> **EXERCISE**:
Pictures stay out of the copy; restate everything else in the material exactly.

[Data records]

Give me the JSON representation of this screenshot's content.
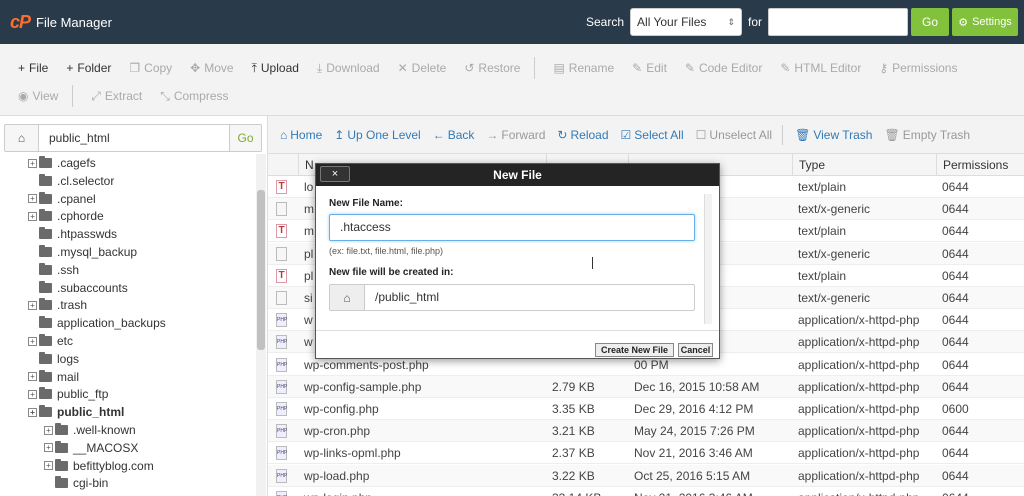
{
  "app": {
    "logo": "cP",
    "title": "File Manager"
  },
  "search": {
    "label": "Search",
    "scope": "All Your Files",
    "for_label": "for",
    "query": "",
    "go": "Go",
    "settings": "Settings"
  },
  "toolbar": {
    "row1": [
      {
        "icon": "plus-icon",
        "glyph": "+",
        "label": "File",
        "active": true
      },
      {
        "icon": "plus-icon",
        "glyph": "+",
        "label": "Folder",
        "active": true
      },
      {
        "icon": "copy-icon",
        "glyph": "❐",
        "label": "Copy",
        "active": false
      },
      {
        "icon": "move-icon",
        "glyph": "✥",
        "label": "Move",
        "active": false
      },
      {
        "icon": "upload-icon",
        "glyph": "⤒",
        "label": "Upload",
        "active": true
      },
      {
        "icon": "download-icon",
        "glyph": "⤓",
        "label": "Download",
        "active": false
      },
      {
        "icon": "delete-icon",
        "glyph": "✕",
        "label": "Delete",
        "active": false
      },
      {
        "icon": "restore-icon",
        "glyph": "↺",
        "label": "Restore",
        "active": false
      },
      {
        "icon": "rename-icon",
        "glyph": "▤",
        "label": "Rename",
        "active": false
      },
      {
        "icon": "edit-icon",
        "glyph": "✎",
        "label": "Edit",
        "active": false
      },
      {
        "icon": "code-editor-icon",
        "glyph": "✎",
        "label": "Code Editor",
        "active": false
      },
      {
        "icon": "html-editor-icon",
        "glyph": "✎",
        "label": "HTML Editor",
        "active": false
      },
      {
        "icon": "key-icon",
        "glyph": "⚷",
        "label": "Permissions",
        "active": false
      }
    ],
    "row2": [
      {
        "icon": "eye-icon",
        "glyph": "◉",
        "label": "View",
        "active": false
      },
      {
        "icon": "extract-icon",
        "glyph": "⤢",
        "label": "Extract",
        "active": false
      },
      {
        "icon": "compress-icon",
        "glyph": "⤡",
        "label": "Compress",
        "active": false
      }
    ]
  },
  "sidebar": {
    "path": "public_html",
    "go": "Go",
    "tree": [
      {
        "label": ".cagefs",
        "indent": 0,
        "plus": true
      },
      {
        "label": ".cl.selector",
        "indent": 0,
        "plus": false
      },
      {
        "label": ".cpanel",
        "indent": 0,
        "plus": true
      },
      {
        "label": ".cphorde",
        "indent": 0,
        "plus": true
      },
      {
        "label": ".htpasswds",
        "indent": 0,
        "plus": false
      },
      {
        "label": ".mysql_backup",
        "indent": 0,
        "plus": false
      },
      {
        "label": ".ssh",
        "indent": 0,
        "plus": false
      },
      {
        "label": ".subaccounts",
        "indent": 0,
        "plus": false
      },
      {
        "label": ".trash",
        "indent": 0,
        "plus": true
      },
      {
        "label": "application_backups",
        "indent": 0,
        "plus": false
      },
      {
        "label": "etc",
        "indent": 0,
        "plus": true
      },
      {
        "label": "logs",
        "indent": 0,
        "plus": false
      },
      {
        "label": "mail",
        "indent": 0,
        "plus": true
      },
      {
        "label": "public_ftp",
        "indent": 0,
        "plus": true
      },
      {
        "label": "public_html",
        "indent": 0,
        "plus": true,
        "bold": true
      },
      {
        "label": ".well-known",
        "indent": 1,
        "plus": true
      },
      {
        "label": "__MACOSX",
        "indent": 1,
        "plus": true
      },
      {
        "label": "befittyblog.com",
        "indent": 1,
        "plus": true
      },
      {
        "label": "cgi-bin",
        "indent": 1,
        "plus": false
      }
    ]
  },
  "nav": [
    {
      "icon": "home-icon",
      "glyph": "⌂",
      "label": "Home",
      "disabled": false
    },
    {
      "icon": "up-level-icon",
      "glyph": "↥",
      "label": "Up One Level",
      "disabled": false
    },
    {
      "icon": "back-icon",
      "glyph": "←",
      "label": "Back",
      "disabled": false
    },
    {
      "icon": "forward-icon",
      "glyph": "→",
      "label": "Forward",
      "disabled": true
    },
    {
      "icon": "reload-icon",
      "glyph": "↻",
      "label": "Reload",
      "disabled": false
    },
    {
      "icon": "select-all-icon",
      "glyph": "☑",
      "label": "Select All",
      "disabled": false
    },
    {
      "icon": "unselect-all-icon",
      "glyph": "☐",
      "label": "Unselect All",
      "disabled": true
    },
    {
      "icon": "trash-icon",
      "glyph": "🗑",
      "label": "View Trash",
      "disabled": false
    },
    {
      "icon": "trash-icon",
      "glyph": "🗑",
      "label": "Empty Trash",
      "disabled": true
    }
  ],
  "table": {
    "headers": [
      "N",
      "",
      "",
      "Type",
      "Permissions"
    ],
    "rows": [
      {
        "icon": "t",
        "name": "lo",
        "size": "",
        "modified": "PM",
        "type": "text/plain",
        "perm": "0644"
      },
      {
        "icon": "g",
        "name": "m",
        "size": "",
        "modified": "56 PM",
        "type": "text/x-generic",
        "perm": "0644"
      },
      {
        "icon": "t",
        "name": "m",
        "size": "",
        "modified": "15 PM",
        "type": "text/plain",
        "perm": "0644"
      },
      {
        "icon": "g",
        "name": "pl",
        "size": "",
        "modified": "7 PM",
        "type": "text/x-generic",
        "perm": "0644"
      },
      {
        "icon": "t",
        "name": "pl",
        "size": "",
        "modified": "16 PM",
        "type": "text/plain",
        "perm": "0644"
      },
      {
        "icon": "g",
        "name": "si",
        "size": "",
        "modified": "03 PM",
        "type": "text/x-generic",
        "perm": "0644"
      },
      {
        "icon": "php",
        "name": "w",
        "size": "",
        "modified": "36 PM",
        "type": "application/x-httpd-php",
        "perm": "0644"
      },
      {
        "icon": "php",
        "name": "w",
        "size": "",
        "modified": "20 PM",
        "type": "application/x-httpd-php",
        "perm": "0644"
      },
      {
        "icon": "php",
        "name": "wp-comments-post.php",
        "size": "",
        "modified": "00 PM",
        "type": "application/x-httpd-php",
        "perm": "0644"
      },
      {
        "icon": "php",
        "name": "wp-config-sample.php",
        "size": "2.79 KB",
        "modified": "Dec 16, 2015 10:58 AM",
        "type": "application/x-httpd-php",
        "perm": "0644"
      },
      {
        "icon": "php",
        "name": "wp-config.php",
        "size": "3.35 KB",
        "modified": "Dec 29, 2016 4:12 PM",
        "type": "application/x-httpd-php",
        "perm": "0600"
      },
      {
        "icon": "php",
        "name": "wp-cron.php",
        "size": "3.21 KB",
        "modified": "May 24, 2015 7:26 PM",
        "type": "application/x-httpd-php",
        "perm": "0644"
      },
      {
        "icon": "php",
        "name": "wp-links-opml.php",
        "size": "2.37 KB",
        "modified": "Nov 21, 2016 3:46 AM",
        "type": "application/x-httpd-php",
        "perm": "0644"
      },
      {
        "icon": "php",
        "name": "wp-load.php",
        "size": "3.22 KB",
        "modified": "Oct 25, 2016 5:15 AM",
        "type": "application/x-httpd-php",
        "perm": "0644"
      },
      {
        "icon": "php",
        "name": "wp-login.php",
        "size": "33.14 KB",
        "modified": "Nov 21, 2016 3:46 AM",
        "type": "application/x-httpd-php",
        "perm": "0644"
      }
    ]
  },
  "modal": {
    "title": "New File",
    "close": "×",
    "name_label": "New File Name:",
    "name_value": ".htaccess",
    "hint": "(ex: file.txt, file.html, file.php)",
    "path_label": "New file will be created in:",
    "path_value": "/public_html",
    "create": "Create New File",
    "cancel": "Cancel"
  }
}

> **RIGHT ANSWER**:
Give me the JSON representation of this screenshot's content.
{
  "app": {
    "logo": "cP",
    "title": "File Manager"
  },
  "search": {
    "label": "Search",
    "scope": "All Your Files",
    "for_label": "for",
    "query": "",
    "go": "Go",
    "settings": "Settings"
  },
  "toolbar": {
    "row1": [
      {
        "icon": "plus-icon",
        "glyph": "+",
        "label": "File",
        "active": true
      },
      {
        "icon": "plus-icon",
        "glyph": "+",
        "label": "Folder",
        "active": true
      },
      {
        "icon": "copy-icon",
        "glyph": "❐",
        "label": "Copy",
        "active": false
      },
      {
        "icon": "move-icon",
        "glyph": "✥",
        "label": "Move",
        "active": false
      },
      {
        "icon": "upload-icon",
        "glyph": "⤒",
        "label": "Upload",
        "active": true
      },
      {
        "icon": "download-icon",
        "glyph": "⤓",
        "label": "Download",
        "active": false
      },
      {
        "icon": "delete-icon",
        "glyph": "✕",
        "label": "Delete",
        "active": false
      },
      {
        "icon": "restore-icon",
        "glyph": "↺",
        "label": "Restore",
        "active": false
      },
      {
        "icon": "rename-icon",
        "glyph": "▤",
        "label": "Rename",
        "active": false
      },
      {
        "icon": "edit-icon",
        "glyph": "✎",
        "label": "Edit",
        "active": false
      },
      {
        "icon": "code-editor-icon",
        "glyph": "✎",
        "label": "Code Editor",
        "active": false
      },
      {
        "icon": "html-editor-icon",
        "glyph": "✎",
        "label": "HTML Editor",
        "active": false
      },
      {
        "icon": "key-icon",
        "glyph": "⚷",
        "label": "Permissions",
        "active": false
      }
    ],
    "row2": [
      {
        "icon": "eye-icon",
        "glyph": "◉",
        "label": "View",
        "active": false
      },
      {
        "icon": "extract-icon",
        "glyph": "⤢",
        "label": "Extract",
        "active": false
      },
      {
        "icon": "compress-icon",
        "glyph": "⤡",
        "label": "Compress",
        "active": false
      }
    ]
  },
  "sidebar": {
    "path": "public_html",
    "go": "Go",
    "tree": [
      {
        "label": ".cagefs",
        "indent": 0,
        "plus": true
      },
      {
        "label": ".cl.selector",
        "indent": 0,
        "plus": false
      },
      {
        "label": ".cpanel",
        "indent": 0,
        "plus": true
      },
      {
        "label": ".cphorde",
        "indent": 0,
        "plus": true
      },
      {
        "label": ".htpasswds",
        "indent": 0,
        "plus": false
      },
      {
        "label": ".mysql_backup",
        "indent": 0,
        "plus": false
      },
      {
        "label": ".ssh",
        "indent": 0,
        "plus": false
      },
      {
        "label": ".subaccounts",
        "indent": 0,
        "plus": false
      },
      {
        "label": ".trash",
        "indent": 0,
        "plus": true
      },
      {
        "label": "application_backups",
        "indent": 0,
        "plus": false
      },
      {
        "label": "etc",
        "indent": 0,
        "plus": true
      },
      {
        "label": "logs",
        "indent": 0,
        "plus": false
      },
      {
        "label": "mail",
        "indent": 0,
        "plus": true
      },
      {
        "label": "public_ftp",
        "indent": 0,
        "plus": true
      },
      {
        "label": "public_html",
        "indent": 0,
        "plus": true,
        "bold": true
      },
      {
        "label": ".well-known",
        "indent": 1,
        "plus": true
      },
      {
        "label": "__MACOSX",
        "indent": 1,
        "plus": true
      },
      {
        "label": "befittyblog.com",
        "indent": 1,
        "plus": true
      },
      {
        "label": "cgi-bin",
        "indent": 1,
        "plus": false
      }
    ]
  },
  "nav": [
    {
      "icon": "home-icon",
      "glyph": "⌂",
      "label": "Home",
      "disabled": false
    },
    {
      "icon": "up-level-icon",
      "glyph": "↥",
      "label": "Up One Level",
      "disabled": false
    },
    {
      "icon": "back-icon",
      "glyph": "←",
      "label": "Back",
      "disabled": false
    },
    {
      "icon": "forward-icon",
      "glyph": "→",
      "label": "Forward",
      "disabled": true
    },
    {
      "icon": "reload-icon",
      "glyph": "↻",
      "label": "Reload",
      "disabled": false
    },
    {
      "icon": "select-all-icon",
      "glyph": "☑",
      "label": "Select All",
      "disabled": false
    },
    {
      "icon": "unselect-all-icon",
      "glyph": "☐",
      "label": "Unselect All",
      "disabled": true
    },
    {
      "icon": "trash-icon",
      "glyph": "🗑",
      "label": "View Trash",
      "disabled": false
    },
    {
      "icon": "trash-icon",
      "glyph": "🗑",
      "label": "Empty Trash",
      "disabled": true
    }
  ],
  "table": {
    "headers": [
      "N",
      "",
      "",
      "Type",
      "Permissions"
    ],
    "rows": [
      {
        "icon": "t",
        "name": "lo",
        "size": "",
        "modified": "PM",
        "type": "text/plain",
        "perm": "0644"
      },
      {
        "icon": "g",
        "name": "m",
        "size": "",
        "modified": "56 PM",
        "type": "text/x-generic",
        "perm": "0644"
      },
      {
        "icon": "t",
        "name": "m",
        "size": "",
        "modified": "15 PM",
        "type": "text/plain",
        "perm": "0644"
      },
      {
        "icon": "g",
        "name": "pl",
        "size": "",
        "modified": "7 PM",
        "type": "text/x-generic",
        "perm": "0644"
      },
      {
        "icon": "t",
        "name": "pl",
        "size": "",
        "modified": "16 PM",
        "type": "text/plain",
        "perm": "0644"
      },
      {
        "icon": "g",
        "name": "si",
        "size": "",
        "modified": "03 PM",
        "type": "text/x-generic",
        "perm": "0644"
      },
      {
        "icon": "php",
        "name": "w",
        "size": "",
        "modified": "36 PM",
        "type": "application/x-httpd-php",
        "perm": "0644"
      },
      {
        "icon": "php",
        "name": "w",
        "size": "",
        "modified": "20 PM",
        "type": "application/x-httpd-php",
        "perm": "0644"
      },
      {
        "icon": "php",
        "name": "wp-comments-post.php",
        "size": "",
        "modified": "00 PM",
        "type": "application/x-httpd-php",
        "perm": "0644"
      },
      {
        "icon": "php",
        "name": "wp-config-sample.php",
        "size": "2.79 KB",
        "modified": "Dec 16, 2015 10:58 AM",
        "type": "application/x-httpd-php",
        "perm": "0644"
      },
      {
        "icon": "php",
        "name": "wp-config.php",
        "size": "3.35 KB",
        "modified": "Dec 29, 2016 4:12 PM",
        "type": "application/x-httpd-php",
        "perm": "0600"
      },
      {
        "icon": "php",
        "name": "wp-cron.php",
        "size": "3.21 KB",
        "modified": "May 24, 2015 7:26 PM",
        "type": "application/x-httpd-php",
        "perm": "0644"
      },
      {
        "icon": "php",
        "name": "wp-links-opml.php",
        "size": "2.37 KB",
        "modified": "Nov 21, 2016 3:46 AM",
        "type": "application/x-httpd-php",
        "perm": "0644"
      },
      {
        "icon": "php",
        "name": "wp-load.php",
        "size": "3.22 KB",
        "modified": "Oct 25, 2016 5:15 AM",
        "type": "application/x-httpd-php",
        "perm": "0644"
      },
      {
        "icon": "php",
        "name": "wp-login.php",
        "size": "33.14 KB",
        "modified": "Nov 21, 2016 3:46 AM",
        "type": "application/x-httpd-php",
        "perm": "0644"
      }
    ]
  },
  "modal": {
    "title": "New File",
    "close": "×",
    "name_label": "New File Name:",
    "name_value": ".htaccess",
    "hint": "(ex: file.txt, file.html, file.php)",
    "path_label": "New file will be created in:",
    "path_value": "/public_html",
    "create": "Create New File",
    "cancel": "Cancel"
  }
}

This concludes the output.